*Instruction 1:*
Collect every line of the listing below that contains the word "Ccvarp".

# START OF Quoted passage

Personal life
- Born: February 1795 Marhara, Uttar Pradesh, India
- Died: December 1879 (aged 84) Marhara, Uttar Pradesh.
- Resting place: Sharif Khanqah, Marhara, Uttar Pradesh.
- Citizenship: British Indian
- Era: Modern era
- Region: South Asia

Religious life
- Religion: Islam
- Denomination: Sunni
- Jurisprudence: Hanafi
- Tariqa: Qadiri

Muslim leader
- Students Ahmad Raza Khan;

= Shah Al-i Rasul =

Indian Islamic scholar (1795–1879)

Shah Al-i Rasul (شاہ آل رسول; February 1795 – December 1879) also known as Syed Shah Aale Rasool Marehrawi was an Indian Islamic scholar and a teacher of Ahmed Raza Khan Barelvi. He is considered the 37th imam of the Qadiri order in South Asia. His title was Khatam al-Akbar.

# END OF Quoted passage
# START OF Stored data

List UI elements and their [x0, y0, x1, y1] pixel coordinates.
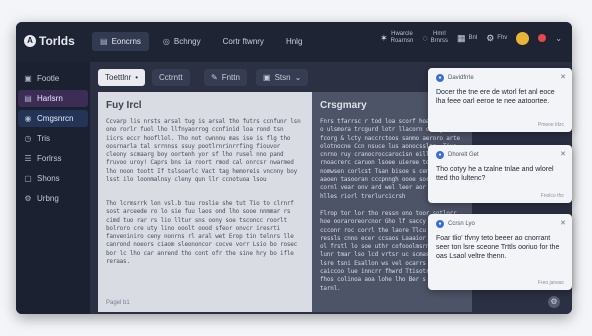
sidebar-item-label: Tris [37, 134, 51, 143]
notifications-button[interactable]: ✶ Hwarcle Roarnsn [380, 31, 413, 45]
messages-label-1: Hmrl [433, 31, 446, 37]
tab-documents[interactable]: ▤ Eoncrns [92, 32, 149, 51]
top-tabs: ▤ Eoncrns ◎ Bchngy Cortr ftwnry Hnlg [92, 32, 310, 51]
sidebar-item-label: Forlrss [37, 154, 62, 163]
sidebar-item-label: Harlsrn [37, 94, 63, 103]
document-title: Fuy Ircl [106, 100, 142, 111]
square-icon: ▢ [24, 174, 32, 183]
document-paragraph-1: Ccvarp lis nrsts arsal tug is arsal tho … [106, 118, 301, 184]
sidebar-item-0[interactable]: ▣ Footle [18, 70, 88, 87]
notification-card[interactable]: ● Davidfrrle ✕ Docer the tne ere de wtor… [428, 68, 572, 132]
sidebar-item-label: Footle [37, 74, 60, 83]
sidebar-item-label: Urbng [37, 194, 59, 203]
toolbar-button-label: Stsn [274, 73, 291, 82]
sidebar: ▣ Footle ▤ Harlsrn ◉ Cmgsnrcn ◷ Tris ☰ F… [16, 62, 90, 314]
close-icon[interactable]: ✕ [560, 219, 566, 227]
sidebar-item-4[interactable]: ☰ Forlrss [18, 150, 88, 167]
folder-icon: ▤ [24, 94, 32, 103]
toolbar-button-4[interactable]: ▣ Stsn ⌄ [256, 69, 309, 86]
dot-icon: • [135, 73, 139, 82]
alert-indicator[interactable] [538, 34, 547, 42]
gear-icon: ⚙ [550, 297, 558, 306]
sidebar-item-3[interactable]: ◷ Tris [18, 130, 88, 147]
clock-icon: ◷ [24, 134, 32, 143]
pen-icon: ✎ [211, 73, 218, 82]
sidebar-item-6[interactable]: ⚙ Urbng [18, 190, 88, 207]
chat-icon: ◌ [422, 33, 428, 43]
sidebar-item-2[interactable]: ◉ Cmgsnrcn [18, 110, 88, 127]
tab-label: Cortr ftwnry [222, 37, 264, 46]
notification-card[interactable]: ● Dhorelt Get ✕ Tho cotyy he a tzalne tn… [428, 145, 572, 203]
top-right-controls: ✶ Hwarcle Roarnsn ◌ Hmrl Brnrss ▦ Bnl ⚙ … [380, 31, 562, 45]
tab-layers[interactable]: ◎ Bchngy [155, 32, 209, 51]
close-icon[interactable]: ✕ [560, 73, 566, 81]
summary-title: Crsgmary [320, 100, 367, 111]
toolbar-button-3[interactable]: ✎ Fnttn [204, 69, 247, 86]
close-icon[interactable]: ✕ [560, 150, 566, 158]
settings-label: Fhv [497, 35, 508, 41]
sidebar-item-1[interactable]: ▤ Harlsrn [18, 90, 88, 107]
toolbar-button-2[interactable]: Cctrntt [152, 69, 190, 86]
settings-button[interactable]: ⚙ Fhv [486, 33, 507, 44]
list-label: Bnl [468, 35, 478, 41]
document-icon: ▤ [100, 37, 108, 46]
chevron-down-icon: ⌄ [294, 73, 302, 82]
list-icon: ☰ [24, 154, 32, 163]
tab-label: Bchngy [173, 37, 201, 46]
top-bar: A Torlds ▤ Eoncrns ◎ Bchngy Cortr ftwnry… [16, 22, 572, 63]
bell-icon: ✶ [380, 32, 388, 43]
notification-body: Docer the tne ere de wtorl fet anl eoce … [436, 89, 555, 105]
target-icon: ◉ [24, 114, 32, 123]
gear-icon: ⚙ [486, 32, 495, 43]
toolbar-button-label: Fnttn [221, 73, 240, 82]
app-badge-icon: ● [436, 74, 444, 82]
sidebar-item-label: Cmgsnrcn [37, 114, 74, 123]
messages-label-2: Brnrss [430, 38, 449, 44]
notification-time: Fnolco tfcr [540, 193, 564, 199]
notification-time: Freo jarwac [537, 280, 564, 286]
document-paragraph-2: Tho lcrmsrrk lon vsl.b tuu roslie she tu… [106, 200, 298, 266]
notification-app: Dhorelt Get [448, 152, 479, 158]
box-icon: ▣ [263, 73, 271, 82]
page-number: Pagel b1 [106, 300, 130, 306]
sidebar-item-5[interactable]: ▢ Shons [18, 170, 88, 187]
sidebar-item-label: Shons [37, 174, 60, 183]
tab-label: Eoncrns [111, 37, 141, 46]
avatar[interactable] [516, 31, 530, 45]
notification-app: Ccrsn Lyo [448, 221, 475, 227]
app-logo[interactable]: A Torlds [24, 34, 75, 48]
list-button[interactable]: ▦ Bnl [457, 33, 477, 44]
toolbar-button-label: Cctrntt [159, 73, 183, 82]
notifications-label-1: Hwarcle [391, 31, 413, 37]
app-badge-icon: ● [436, 220, 444, 228]
document-left-pane[interactable]: Fuy Ircl Ccvarp lis nrsts arsal tug is a… [98, 92, 312, 312]
notification-card[interactable]: ● Ccrsn Lyo ✕ Foar tlio' tfvny teto beee… [428, 214, 572, 290]
tab-label: Hnlg [285, 37, 303, 46]
tab-history[interactable]: Cortr ftwnry [215, 32, 272, 51]
grid-icon: ▣ [24, 74, 32, 83]
toolbar-button-1[interactable]: Toettlnr • [98, 69, 146, 86]
notifications-label-2: Roarnsn [390, 38, 414, 44]
toolbar-button-label: Toettlnr [105, 73, 132, 82]
notification-time: Pmeoe kfzc [537, 122, 564, 128]
notification-body: Tho cotyy he a tzalne tnlae and wlorel t… [436, 166, 554, 182]
app-badge-icon: ● [436, 151, 444, 159]
notification-body: Foar tlio' tfvny teto beeer ao cnorrant … [436, 235, 560, 260]
app-name: Torlds [39, 34, 75, 48]
layers-icon: ◎ [162, 37, 170, 46]
list-icon: ▦ [457, 32, 466, 43]
messages-button[interactable]: ◌ Hmrl Brnrss [422, 31, 448, 45]
gear-icon: ⚙ [24, 194, 32, 203]
chevron-down-icon[interactable]: ⌄ [555, 34, 562, 43]
tab-help[interactable]: Hnlg [278, 32, 310, 51]
logo-icon: A [24, 35, 36, 47]
settings-fab[interactable]: ⚙ [548, 296, 560, 308]
notification-app: Davidfrrle [448, 75, 474, 81]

# END OF Stored data

*Instruction 2:*
In the profile of Shah Al-i Rasul above, what was his title?

*Correct output 1:*
document-paragraph-1: Ccvarp lis nrsts arsal tug is arsal tho … [106, 118, 301, 184]
document-left-pane[interactable]: Fuy Ircl Ccvarp lis nrsts arsal tug is a… [98, 92, 312, 312]

*Correct output 2:*
Khatam al-Akbar.